#### ESTRATTO SELEZIONATO

13.15 Ed invero, la Corte, nel demandare alla CTR in sede di rinvio “il giudizio di merito in relazione al solo recupero dei prezzi “maggiorati” per L. 230 milioni, tenendo conto dei principi di diritto sopra ricordati in relazione al comportamento antieconomico tenuto dal contribuente e alle conseguenze sul piano della valutazione e deducibilità dei costi dichiarati” aveva sicuramente inteso demandare a detto giudice una complessiva valutazione dei costi sostenuti dal professionista per l’esternalizzazione del personale.
13.16 E proprio per tale ragione aveva evidenziato l’incongruità della sentenza impugnata, nella parte in cui era stata ritenuta l’erroneità delle valutazioni operate dall’Ufficio in quanto fondate sul solo scostamento fra costi sostenuti dal professionista per ottenere le prestazioni con proprio personale ed i costi del personale della società senza avere concretamente acclarato che l’utile della società, aumentato dei costi del personale, avrebbe determinato il “valore normale” della prestazione. Valore normale che, secondo la sentenza n. 23635/08, costituisce principio generale, sancito dall’art. 9 TUIR e, dunque, sicuramente applicabile alla fattispecie.
13.17 Orbene, il giudice del rinvio, disinteressandosi del principio appena affermato, ha considerato che la valutazione della congruità delle prestazioni fatturate dalla E. al professionista. Così facendo la CTR ha tralasciato di compiere l’accertamento in ordine all’utile di impresa spettante alla società e, in definitiva, di considerare il valore normale della prestazione che, per converso, la Cassazione aveva richiamato.
13.18 Ed è evidente che, proprio in relazione al principio fissato dalla Corte, il giudice del rinvio avrebbe dovuto eventualmente acquisire, ove non esistenti all’interno del procedimento, elementi di conoscenza volti ad individuare detto indice (utile d’impresa) cosiccome individuare elementi di comparazione per verificare se il dato così emergente corrispondesse, in tutto o in parte, al valore normale della prestazione. E proprio in questa prospettiva la CTR avrebbe dovuto non solo considerare, eventualmente, l’elaborato peritale prodotto dalla parte contribuente, ma anche avvalersi dei poteri riconosciutile dall’art. 7 d.lgs.n. 546/1992.
13.19 Ha dunque errato il giudice di appello nel ritenere che la sentenza della cassazione avesse impedito di compiere quegli accertamenti che proprio la rivalutazione di merito, sulla base dei principi sopra ricordati, rendeva ineludibili.

########
#### SEZIONE DATI

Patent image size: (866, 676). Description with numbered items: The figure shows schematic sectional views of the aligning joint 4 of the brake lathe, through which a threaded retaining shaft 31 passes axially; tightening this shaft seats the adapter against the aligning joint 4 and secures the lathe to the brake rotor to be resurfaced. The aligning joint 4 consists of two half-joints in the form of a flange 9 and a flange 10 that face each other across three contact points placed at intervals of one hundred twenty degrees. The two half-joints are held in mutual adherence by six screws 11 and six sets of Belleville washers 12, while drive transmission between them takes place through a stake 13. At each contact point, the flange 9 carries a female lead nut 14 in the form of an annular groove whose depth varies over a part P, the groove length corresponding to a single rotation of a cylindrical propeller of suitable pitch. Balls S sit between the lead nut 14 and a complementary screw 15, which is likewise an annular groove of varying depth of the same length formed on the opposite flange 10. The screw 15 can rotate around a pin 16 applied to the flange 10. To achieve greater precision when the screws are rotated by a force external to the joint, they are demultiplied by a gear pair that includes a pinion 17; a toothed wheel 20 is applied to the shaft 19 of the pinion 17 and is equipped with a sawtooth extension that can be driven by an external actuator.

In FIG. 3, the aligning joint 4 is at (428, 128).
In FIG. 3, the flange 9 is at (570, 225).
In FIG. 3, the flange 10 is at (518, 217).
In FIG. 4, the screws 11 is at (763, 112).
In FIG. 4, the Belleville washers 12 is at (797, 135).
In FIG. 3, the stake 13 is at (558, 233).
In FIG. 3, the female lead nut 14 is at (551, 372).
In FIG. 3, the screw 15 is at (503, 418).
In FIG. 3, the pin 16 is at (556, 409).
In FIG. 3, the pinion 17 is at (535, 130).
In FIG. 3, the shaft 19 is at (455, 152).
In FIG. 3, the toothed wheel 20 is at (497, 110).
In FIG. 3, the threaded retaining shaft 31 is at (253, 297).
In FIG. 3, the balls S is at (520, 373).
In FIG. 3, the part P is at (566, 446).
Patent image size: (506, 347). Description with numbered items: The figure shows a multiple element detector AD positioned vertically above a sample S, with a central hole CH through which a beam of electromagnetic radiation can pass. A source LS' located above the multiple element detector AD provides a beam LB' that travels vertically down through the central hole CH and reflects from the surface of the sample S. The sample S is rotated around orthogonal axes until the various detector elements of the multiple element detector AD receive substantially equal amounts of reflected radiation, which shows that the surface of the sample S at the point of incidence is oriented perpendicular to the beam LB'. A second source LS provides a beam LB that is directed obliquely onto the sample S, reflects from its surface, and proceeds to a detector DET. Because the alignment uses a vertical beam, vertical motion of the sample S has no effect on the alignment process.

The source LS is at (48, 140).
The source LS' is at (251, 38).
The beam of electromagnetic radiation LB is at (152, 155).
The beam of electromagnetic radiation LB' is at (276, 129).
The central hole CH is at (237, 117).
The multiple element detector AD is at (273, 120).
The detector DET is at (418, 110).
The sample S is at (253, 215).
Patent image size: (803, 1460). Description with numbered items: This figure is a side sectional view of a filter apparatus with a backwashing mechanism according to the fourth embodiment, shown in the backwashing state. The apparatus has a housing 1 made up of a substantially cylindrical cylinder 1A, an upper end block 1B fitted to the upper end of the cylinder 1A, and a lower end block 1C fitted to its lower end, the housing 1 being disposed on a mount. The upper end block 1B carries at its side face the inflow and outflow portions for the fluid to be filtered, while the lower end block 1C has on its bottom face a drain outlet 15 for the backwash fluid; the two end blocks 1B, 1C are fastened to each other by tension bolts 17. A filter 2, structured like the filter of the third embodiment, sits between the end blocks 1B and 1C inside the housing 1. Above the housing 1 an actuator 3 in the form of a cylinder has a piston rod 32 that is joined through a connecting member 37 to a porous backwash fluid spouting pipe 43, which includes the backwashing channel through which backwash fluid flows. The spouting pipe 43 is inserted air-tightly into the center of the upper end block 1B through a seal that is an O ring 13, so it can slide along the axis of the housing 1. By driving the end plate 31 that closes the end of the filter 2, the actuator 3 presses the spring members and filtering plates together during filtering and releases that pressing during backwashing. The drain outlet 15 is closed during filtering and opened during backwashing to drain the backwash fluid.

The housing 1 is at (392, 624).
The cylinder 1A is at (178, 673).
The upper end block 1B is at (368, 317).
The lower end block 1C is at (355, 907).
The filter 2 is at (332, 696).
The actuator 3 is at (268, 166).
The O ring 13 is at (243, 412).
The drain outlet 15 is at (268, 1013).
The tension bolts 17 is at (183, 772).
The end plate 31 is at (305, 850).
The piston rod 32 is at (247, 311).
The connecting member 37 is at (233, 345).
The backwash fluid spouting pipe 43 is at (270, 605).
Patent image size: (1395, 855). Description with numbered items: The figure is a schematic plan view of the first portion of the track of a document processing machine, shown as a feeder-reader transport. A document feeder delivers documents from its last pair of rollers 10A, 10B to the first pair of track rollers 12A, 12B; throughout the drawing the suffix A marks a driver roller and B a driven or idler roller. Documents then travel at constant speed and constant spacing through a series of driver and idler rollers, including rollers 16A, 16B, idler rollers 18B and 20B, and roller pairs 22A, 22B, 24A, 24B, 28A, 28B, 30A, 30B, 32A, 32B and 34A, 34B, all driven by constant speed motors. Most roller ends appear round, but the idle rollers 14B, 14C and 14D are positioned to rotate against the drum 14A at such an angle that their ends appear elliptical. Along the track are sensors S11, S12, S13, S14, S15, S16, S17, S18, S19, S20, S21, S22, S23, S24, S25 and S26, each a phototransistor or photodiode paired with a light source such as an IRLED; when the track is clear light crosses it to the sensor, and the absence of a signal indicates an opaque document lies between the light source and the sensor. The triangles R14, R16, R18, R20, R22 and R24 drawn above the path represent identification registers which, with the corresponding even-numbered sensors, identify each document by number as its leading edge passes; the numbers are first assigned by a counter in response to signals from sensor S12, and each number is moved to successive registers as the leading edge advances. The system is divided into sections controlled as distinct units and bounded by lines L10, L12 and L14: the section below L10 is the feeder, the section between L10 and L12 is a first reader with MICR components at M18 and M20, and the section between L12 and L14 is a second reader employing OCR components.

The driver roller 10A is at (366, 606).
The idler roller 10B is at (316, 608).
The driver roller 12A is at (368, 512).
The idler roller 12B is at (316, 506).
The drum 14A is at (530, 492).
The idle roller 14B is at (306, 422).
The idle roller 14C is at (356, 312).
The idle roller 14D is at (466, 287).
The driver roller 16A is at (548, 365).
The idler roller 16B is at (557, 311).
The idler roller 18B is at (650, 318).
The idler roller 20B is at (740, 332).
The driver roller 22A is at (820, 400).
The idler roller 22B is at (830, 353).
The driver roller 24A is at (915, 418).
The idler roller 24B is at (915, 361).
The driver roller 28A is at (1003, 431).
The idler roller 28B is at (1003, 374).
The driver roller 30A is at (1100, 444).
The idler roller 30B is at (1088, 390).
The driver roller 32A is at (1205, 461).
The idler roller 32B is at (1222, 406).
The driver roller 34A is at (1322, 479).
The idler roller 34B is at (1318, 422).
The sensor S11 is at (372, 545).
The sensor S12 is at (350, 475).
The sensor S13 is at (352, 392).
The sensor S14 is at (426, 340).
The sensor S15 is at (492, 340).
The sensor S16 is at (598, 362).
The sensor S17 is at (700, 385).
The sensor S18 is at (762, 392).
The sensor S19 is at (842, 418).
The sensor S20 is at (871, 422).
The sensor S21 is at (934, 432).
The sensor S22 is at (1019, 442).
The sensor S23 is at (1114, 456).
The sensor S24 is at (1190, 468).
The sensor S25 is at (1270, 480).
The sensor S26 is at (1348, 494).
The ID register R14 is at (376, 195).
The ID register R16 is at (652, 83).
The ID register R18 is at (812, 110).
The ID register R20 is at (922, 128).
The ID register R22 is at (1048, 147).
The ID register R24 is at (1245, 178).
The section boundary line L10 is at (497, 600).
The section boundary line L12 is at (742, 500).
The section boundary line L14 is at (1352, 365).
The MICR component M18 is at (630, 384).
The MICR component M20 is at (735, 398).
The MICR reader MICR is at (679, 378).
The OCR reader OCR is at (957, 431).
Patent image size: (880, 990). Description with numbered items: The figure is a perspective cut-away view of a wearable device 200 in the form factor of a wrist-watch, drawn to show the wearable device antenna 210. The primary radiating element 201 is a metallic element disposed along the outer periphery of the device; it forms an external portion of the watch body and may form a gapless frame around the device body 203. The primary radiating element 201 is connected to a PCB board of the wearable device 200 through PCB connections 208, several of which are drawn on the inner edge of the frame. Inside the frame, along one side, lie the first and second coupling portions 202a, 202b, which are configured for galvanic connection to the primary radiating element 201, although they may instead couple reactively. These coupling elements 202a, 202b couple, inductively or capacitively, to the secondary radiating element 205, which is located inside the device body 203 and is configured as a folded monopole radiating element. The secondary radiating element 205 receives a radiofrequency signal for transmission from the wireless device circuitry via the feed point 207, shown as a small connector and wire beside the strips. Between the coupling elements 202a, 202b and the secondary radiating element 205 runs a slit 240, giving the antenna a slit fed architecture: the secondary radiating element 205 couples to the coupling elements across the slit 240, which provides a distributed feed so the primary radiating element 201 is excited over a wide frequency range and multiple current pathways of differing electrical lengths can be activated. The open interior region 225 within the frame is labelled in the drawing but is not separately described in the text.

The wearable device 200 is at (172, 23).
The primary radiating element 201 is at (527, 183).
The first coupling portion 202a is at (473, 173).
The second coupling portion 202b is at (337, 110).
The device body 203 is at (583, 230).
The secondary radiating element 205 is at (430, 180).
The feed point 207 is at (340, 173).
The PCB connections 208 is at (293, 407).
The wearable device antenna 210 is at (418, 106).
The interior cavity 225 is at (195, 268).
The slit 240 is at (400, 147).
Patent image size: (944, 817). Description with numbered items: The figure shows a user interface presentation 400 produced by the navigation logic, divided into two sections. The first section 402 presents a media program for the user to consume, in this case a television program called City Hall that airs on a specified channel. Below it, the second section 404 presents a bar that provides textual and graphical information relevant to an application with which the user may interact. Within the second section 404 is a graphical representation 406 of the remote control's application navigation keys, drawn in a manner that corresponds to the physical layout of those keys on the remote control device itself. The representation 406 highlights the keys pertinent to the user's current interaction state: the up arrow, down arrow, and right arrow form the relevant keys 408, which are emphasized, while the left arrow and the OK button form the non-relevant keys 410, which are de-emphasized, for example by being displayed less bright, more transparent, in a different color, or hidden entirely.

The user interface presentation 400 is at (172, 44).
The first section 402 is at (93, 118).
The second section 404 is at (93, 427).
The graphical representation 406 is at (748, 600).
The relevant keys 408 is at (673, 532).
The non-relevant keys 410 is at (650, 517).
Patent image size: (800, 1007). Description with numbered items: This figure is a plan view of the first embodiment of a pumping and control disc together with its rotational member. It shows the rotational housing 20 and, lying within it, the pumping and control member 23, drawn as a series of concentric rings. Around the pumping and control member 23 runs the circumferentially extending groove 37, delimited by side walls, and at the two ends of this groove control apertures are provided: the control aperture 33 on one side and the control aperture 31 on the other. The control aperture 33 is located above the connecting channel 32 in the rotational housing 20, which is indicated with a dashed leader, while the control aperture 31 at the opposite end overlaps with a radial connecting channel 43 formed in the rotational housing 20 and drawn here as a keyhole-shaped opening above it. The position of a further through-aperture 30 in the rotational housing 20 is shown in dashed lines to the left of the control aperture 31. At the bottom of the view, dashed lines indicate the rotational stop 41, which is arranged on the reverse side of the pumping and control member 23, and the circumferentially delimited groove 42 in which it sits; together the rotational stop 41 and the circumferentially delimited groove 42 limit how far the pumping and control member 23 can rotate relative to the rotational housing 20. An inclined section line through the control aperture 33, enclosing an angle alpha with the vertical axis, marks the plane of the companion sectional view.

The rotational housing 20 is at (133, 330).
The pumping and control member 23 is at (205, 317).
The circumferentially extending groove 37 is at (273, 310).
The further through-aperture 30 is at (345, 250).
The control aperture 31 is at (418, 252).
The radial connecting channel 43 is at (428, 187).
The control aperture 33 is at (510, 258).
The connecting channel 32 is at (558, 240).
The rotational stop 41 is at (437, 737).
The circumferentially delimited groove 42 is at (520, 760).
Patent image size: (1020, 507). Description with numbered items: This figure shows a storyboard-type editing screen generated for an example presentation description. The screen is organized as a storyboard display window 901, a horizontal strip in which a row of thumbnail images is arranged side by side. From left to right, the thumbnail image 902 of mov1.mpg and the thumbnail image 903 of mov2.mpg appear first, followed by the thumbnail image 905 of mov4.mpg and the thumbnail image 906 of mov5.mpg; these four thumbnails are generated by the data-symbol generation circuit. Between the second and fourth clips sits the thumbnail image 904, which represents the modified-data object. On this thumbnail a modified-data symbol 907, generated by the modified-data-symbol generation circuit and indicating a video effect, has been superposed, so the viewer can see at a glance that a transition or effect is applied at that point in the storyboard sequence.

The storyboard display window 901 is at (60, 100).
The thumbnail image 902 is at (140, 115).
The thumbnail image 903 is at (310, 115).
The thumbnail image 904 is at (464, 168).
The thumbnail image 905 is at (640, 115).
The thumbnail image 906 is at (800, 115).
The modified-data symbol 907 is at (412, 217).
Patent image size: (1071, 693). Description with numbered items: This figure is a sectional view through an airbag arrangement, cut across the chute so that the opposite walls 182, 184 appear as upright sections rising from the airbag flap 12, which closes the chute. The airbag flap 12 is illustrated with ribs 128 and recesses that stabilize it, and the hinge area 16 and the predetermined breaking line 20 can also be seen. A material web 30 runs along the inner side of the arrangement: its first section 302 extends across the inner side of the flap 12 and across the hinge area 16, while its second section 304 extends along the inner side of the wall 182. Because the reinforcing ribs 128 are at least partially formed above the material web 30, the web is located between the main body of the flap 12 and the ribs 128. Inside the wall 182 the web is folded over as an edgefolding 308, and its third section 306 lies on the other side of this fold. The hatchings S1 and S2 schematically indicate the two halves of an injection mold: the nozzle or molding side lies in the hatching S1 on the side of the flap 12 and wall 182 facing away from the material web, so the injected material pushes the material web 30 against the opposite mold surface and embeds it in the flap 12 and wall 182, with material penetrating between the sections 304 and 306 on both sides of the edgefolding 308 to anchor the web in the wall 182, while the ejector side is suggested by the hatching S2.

########

ISTRUZIONI >>
Secondo l'estratto selezionato, quale articolo del TUIR sancisce il principio generale del valore normale? Per svolgere il compito non servono le voci.

LA TUA SOLUZIONE >>
L'articolo 9 del TUIR.